**Dataset records:**
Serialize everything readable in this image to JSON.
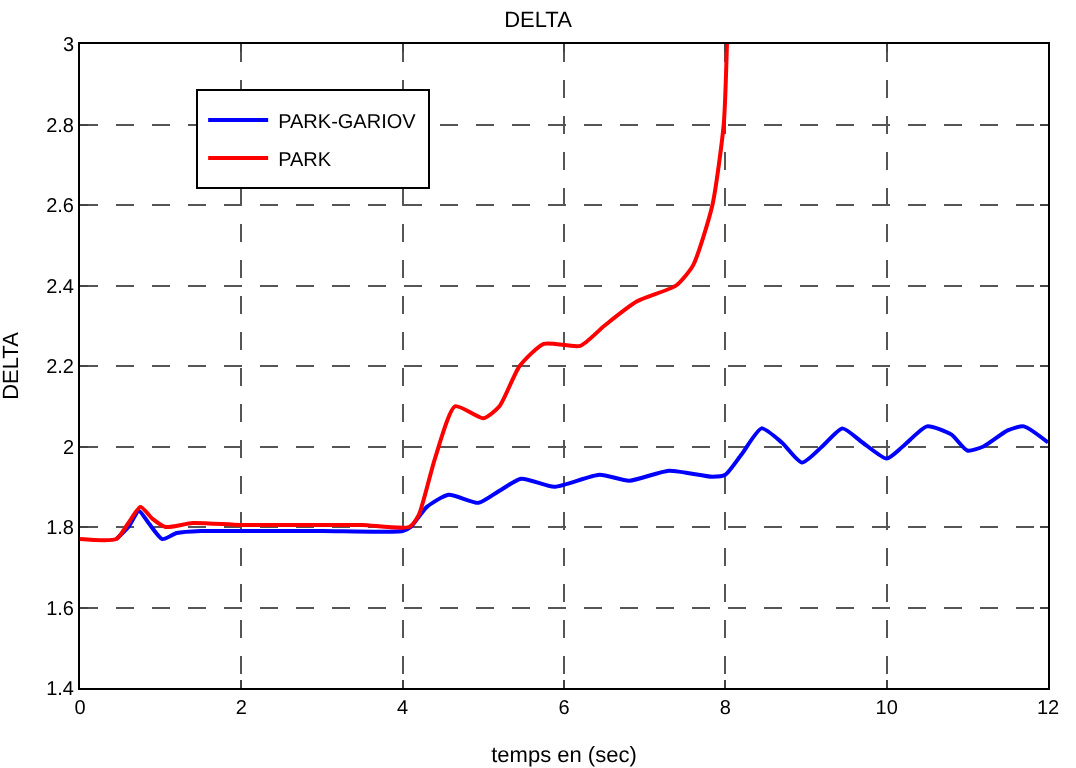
{
  "chart_data": {
    "type": "line",
    "title": "DELTA",
    "xlabel": "temps en (sec)",
    "ylabel": "DELTA",
    "xlim": [
      0,
      12
    ],
    "ylim": [
      1.4,
      3
    ],
    "xticks": [
      0,
      2,
      4,
      6,
      8,
      10,
      12
    ],
    "yticks": [
      1.4,
      1.6,
      1.8,
      2,
      2.2,
      2.4,
      2.6,
      2.8,
      3
    ],
    "grid": true,
    "legend": "top left",
    "line_style": "solid",
    "marker": "none",
    "series": [
      {
        "name": "PARK-GARIOV",
        "color": "#0000ff",
        "x": [
          0.45,
          0.6,
          0.73,
          0.85,
          1.02,
          1.2,
          1.5,
          2,
          3,
          4,
          4.1,
          4.3,
          4.57,
          4.94,
          5.2,
          5.47,
          5.88,
          6.44,
          6.81,
          7.3,
          7.84,
          8.0,
          8.2,
          8.45,
          8.7,
          8.95,
          9.2,
          9.45,
          9.7,
          10.0,
          10.2,
          10.5,
          10.8,
          11.0,
          11.2,
          11.5,
          11.7,
          12
        ],
        "values": [
          1.77,
          1.8,
          1.84,
          1.81,
          1.77,
          1.785,
          1.79,
          1.79,
          1.79,
          1.79,
          1.8,
          1.85,
          1.88,
          1.86,
          1.89,
          1.92,
          1.9,
          1.93,
          1.915,
          1.94,
          1.925,
          1.93,
          1.98,
          2.045,
          2.01,
          1.96,
          2,
          2.045,
          2.01,
          1.97,
          2,
          2.05,
          2.03,
          1.99,
          2,
          2.04,
          2.05,
          2.01
        ]
      },
      {
        "name": "PARK",
        "color": "#ff0000",
        "x": [
          0,
          0.45,
          0.6,
          0.75,
          0.9,
          1.06,
          1.4,
          2,
          3,
          3.5,
          4.08,
          4.2,
          4.4,
          4.65,
          5.0,
          5.2,
          5.45,
          5.75,
          6.2,
          6.5,
          6.9,
          7.39,
          7.6,
          7.84,
          7.98,
          8.02
        ],
        "values": [
          1.77,
          1.77,
          1.81,
          1.85,
          1.82,
          1.8,
          1.81,
          1.805,
          1.805,
          1.805,
          1.8,
          1.83,
          1.97,
          2.1,
          2.07,
          2.1,
          2.2,
          2.255,
          2.25,
          2.3,
          2.36,
          2.4,
          2.45,
          2.6,
          2.8,
          3
        ]
      }
    ]
  }
}
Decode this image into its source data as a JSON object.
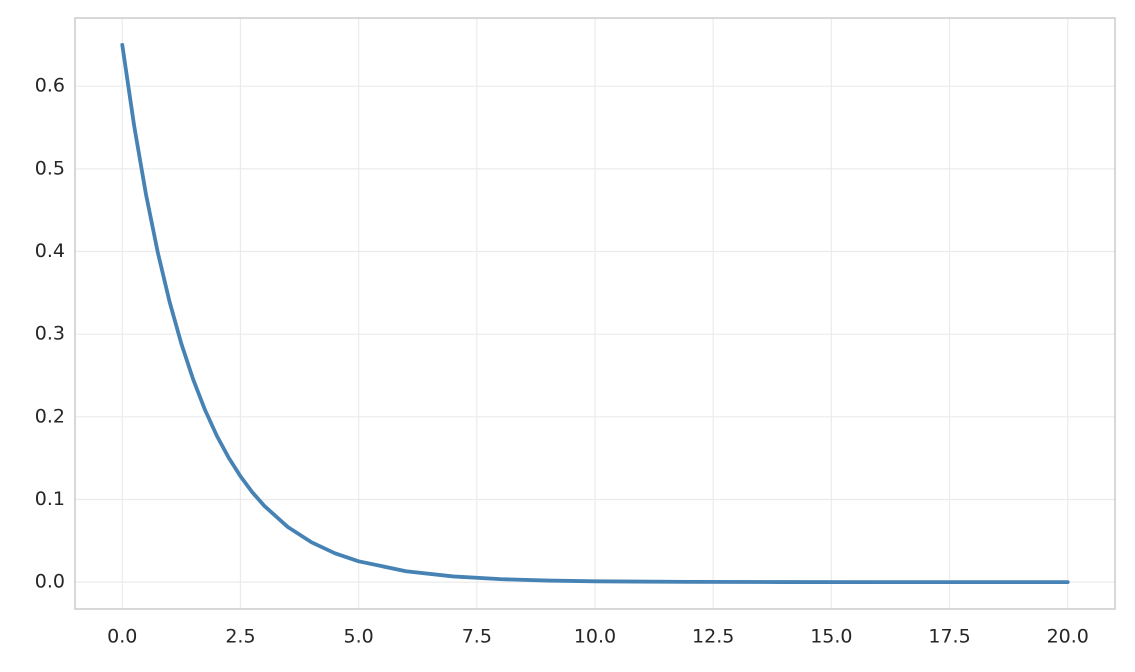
{
  "chart_data": {
    "type": "line",
    "x": [
      0,
      0.25,
      0.5,
      0.75,
      1,
      1.25,
      1.5,
      1.75,
      2,
      2.25,
      2.5,
      2.75,
      3,
      3.5,
      4,
      4.5,
      5,
      6,
      7,
      8,
      9,
      10,
      12,
      14,
      16,
      18,
      20
    ],
    "values": [
      0.65,
      0.5525,
      0.4696,
      0.3992,
      0.3393,
      0.2884,
      0.2452,
      0.2084,
      0.1771,
      0.1506,
      0.1281,
      0.1088,
      0.0925,
      0.0668,
      0.0483,
      0.0349,
      0.0252,
      0.0132,
      0.0069,
      0.0036,
      0.0019,
      0.001,
      0.0003,
      0.0001,
      0,
      0,
      0
    ],
    "color": "#4682b4",
    "xlim": [
      -1,
      21
    ],
    "ylim": [
      -0.0325,
      0.6825
    ],
    "xticks": [
      {
        "value": 0,
        "label": "0.0"
      },
      2.5,
      {
        "value": 5,
        "label": "5.0"
      },
      7.5,
      {
        "value": 10,
        "label": "10.0"
      },
      12.5,
      {
        "value": 15,
        "label": "15.0"
      },
      17.5,
      {
        "value": 20,
        "label": "20.0"
      }
    ],
    "yticks": [
      {
        "value": 0,
        "label": "0.0"
      },
      0.1,
      0.2,
      0.3,
      0.4,
      0.5,
      0.6
    ],
    "grid": true
  }
}
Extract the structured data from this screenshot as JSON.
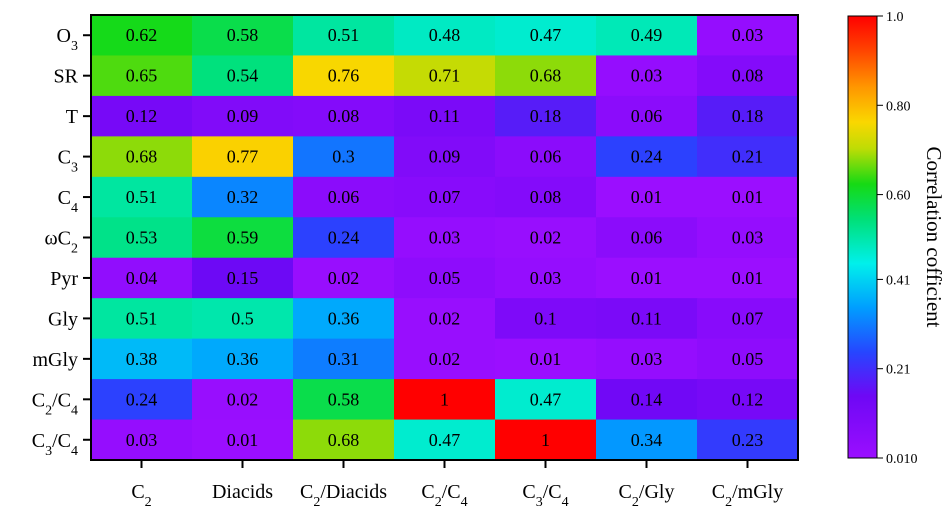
{
  "chart_data": {
    "type": "heatmap",
    "rows": [
      {
        "main": "O",
        "sub": "3",
        "tail": ""
      },
      {
        "main": "SR",
        "sub": "",
        "tail": ""
      },
      {
        "main": "T",
        "sub": "",
        "tail": ""
      },
      {
        "main": "C",
        "sub": "3",
        "tail": ""
      },
      {
        "main": "C",
        "sub": "4",
        "tail": ""
      },
      {
        "main": "ωC",
        "sub": "2",
        "tail": ""
      },
      {
        "main": "Pyr",
        "sub": "",
        "tail": ""
      },
      {
        "main": "Gly",
        "sub": "",
        "tail": ""
      },
      {
        "main": "mGly",
        "sub": "",
        "tail": ""
      },
      {
        "main": "C",
        "sub": "2",
        "tail": "/C",
        "sub2": "4"
      },
      {
        "main": "C",
        "sub": "3",
        "tail": "/C",
        "sub2": "4"
      }
    ],
    "columns": [
      {
        "main": "C",
        "sub": "2",
        "tail": ""
      },
      {
        "main": "Diacids",
        "sub": "",
        "tail": ""
      },
      {
        "main": "C",
        "sub": "2",
        "tail": "/Diacids"
      },
      {
        "main": "C",
        "sub": "2",
        "tail": "/C",
        "sub2": "4"
      },
      {
        "main": "C",
        "sub": "3",
        "tail": "/C",
        "sub2": "4"
      },
      {
        "main": "C",
        "sub": "2",
        "tail": "/Gly"
      },
      {
        "main": "C",
        "sub": "2",
        "tail": "/mGly"
      }
    ],
    "values": [
      [
        "0.62",
        "0.58",
        "0.51",
        "0.48",
        "0.47",
        "0.49",
        "0.03"
      ],
      [
        "0.65",
        "0.54",
        "0.76",
        "0.71",
        "0.68",
        "0.03",
        "0.08"
      ],
      [
        "0.12",
        "0.09",
        "0.08",
        "0.11",
        "0.18",
        "0.06",
        "0.18"
      ],
      [
        "0.68",
        "0.77",
        "0.3",
        "0.09",
        "0.06",
        "0.24",
        "0.21"
      ],
      [
        "0.51",
        "0.32",
        "0.06",
        "0.07",
        "0.08",
        "0.01",
        "0.01"
      ],
      [
        "0.53",
        "0.59",
        "0.24",
        "0.03",
        "0.02",
        "0.06",
        "0.03"
      ],
      [
        "0.04",
        "0.15",
        "0.02",
        "0.05",
        "0.03",
        "0.01",
        "0.01"
      ],
      [
        "0.51",
        "0.5",
        "0.36",
        "0.02",
        "0.1",
        "0.11",
        "0.07"
      ],
      [
        "0.38",
        "0.36",
        "0.31",
        "0.02",
        "0.01",
        "0.03",
        "0.05"
      ],
      [
        "0.24",
        "0.02",
        "0.58",
        "1",
        "0.47",
        "0.14",
        "0.12"
      ],
      [
        "0.03",
        "0.01",
        "0.68",
        "0.47",
        "1",
        "0.34",
        "0.23"
      ]
    ],
    "colorbar": {
      "title": "Correlation cofficient",
      "ticks": [
        "1.0",
        "0.80",
        "0.60",
        "0.41",
        "0.21",
        "0.010"
      ],
      "min": 0.01,
      "max": 1.0,
      "colormap": "rainbow (purple → blue → cyan → green → yellow → orange → red)"
    },
    "legend_position": "right",
    "grid": false
  }
}
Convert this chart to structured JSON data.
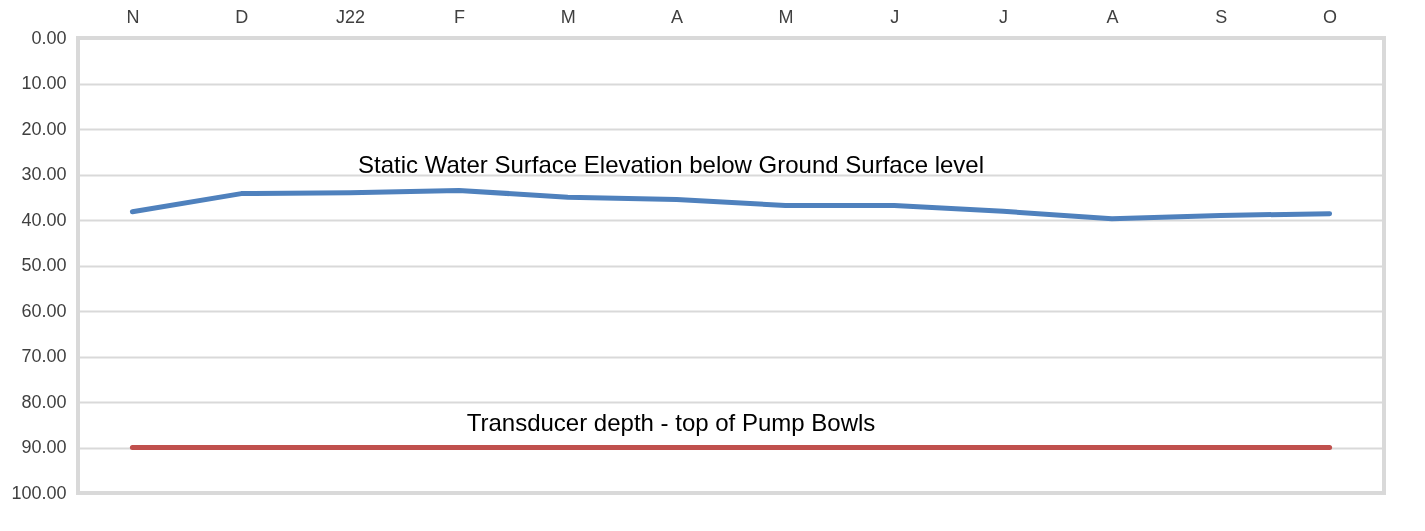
{
  "chart_data": {
    "type": "line",
    "categories": [
      "N",
      "D",
      "J22",
      "F",
      "M",
      "A",
      "M",
      "J",
      "J",
      "A",
      "S",
      "O"
    ],
    "series": [
      {
        "name": "Static Water Surface Elevation below Ground Surface level",
        "color": "#4f81bd",
        "values": [
          38.2,
          34.2,
          34.0,
          33.5,
          35.0,
          35.5,
          36.8,
          36.8,
          38.1,
          39.7,
          39.0,
          38.6
        ]
      },
      {
        "name": "Transducer depth  - top of Pump Bowls",
        "color": "#c0504d",
        "values": [
          90,
          90,
          90,
          90,
          90,
          90,
          90,
          90,
          90,
          90,
          90,
          90
        ]
      }
    ],
    "ylim": [
      100,
      0
    ],
    "yticks": [
      {
        "value": 0,
        "label": "0.00"
      },
      {
        "value": 10,
        "label": "10.00"
      },
      {
        "value": 20,
        "label": "20.00"
      },
      {
        "value": 30,
        "label": "30.00"
      },
      {
        "value": 40,
        "label": "40.00"
      },
      {
        "value": 50,
        "label": "50.00"
      },
      {
        "value": 60,
        "label": "60.00"
      },
      {
        "value": 70,
        "label": "70.00"
      },
      {
        "value": 80,
        "label": "80.00"
      },
      {
        "value": 90,
        "label": "90.00"
      },
      {
        "value": 100,
        "label": "100.00"
      }
    ],
    "grid": "y",
    "legend": false,
    "marker": "none",
    "line_style": "solid"
  }
}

**Job:** In the entries above, locate every line with the word "JSON" and copy it.

**Task result:**
Serialize everything readable in this image to JSON.
Decode this image into its source data as a JSON object.
Extract the structured data from this screenshot as JSON.
Convert this chart to structured JSON data.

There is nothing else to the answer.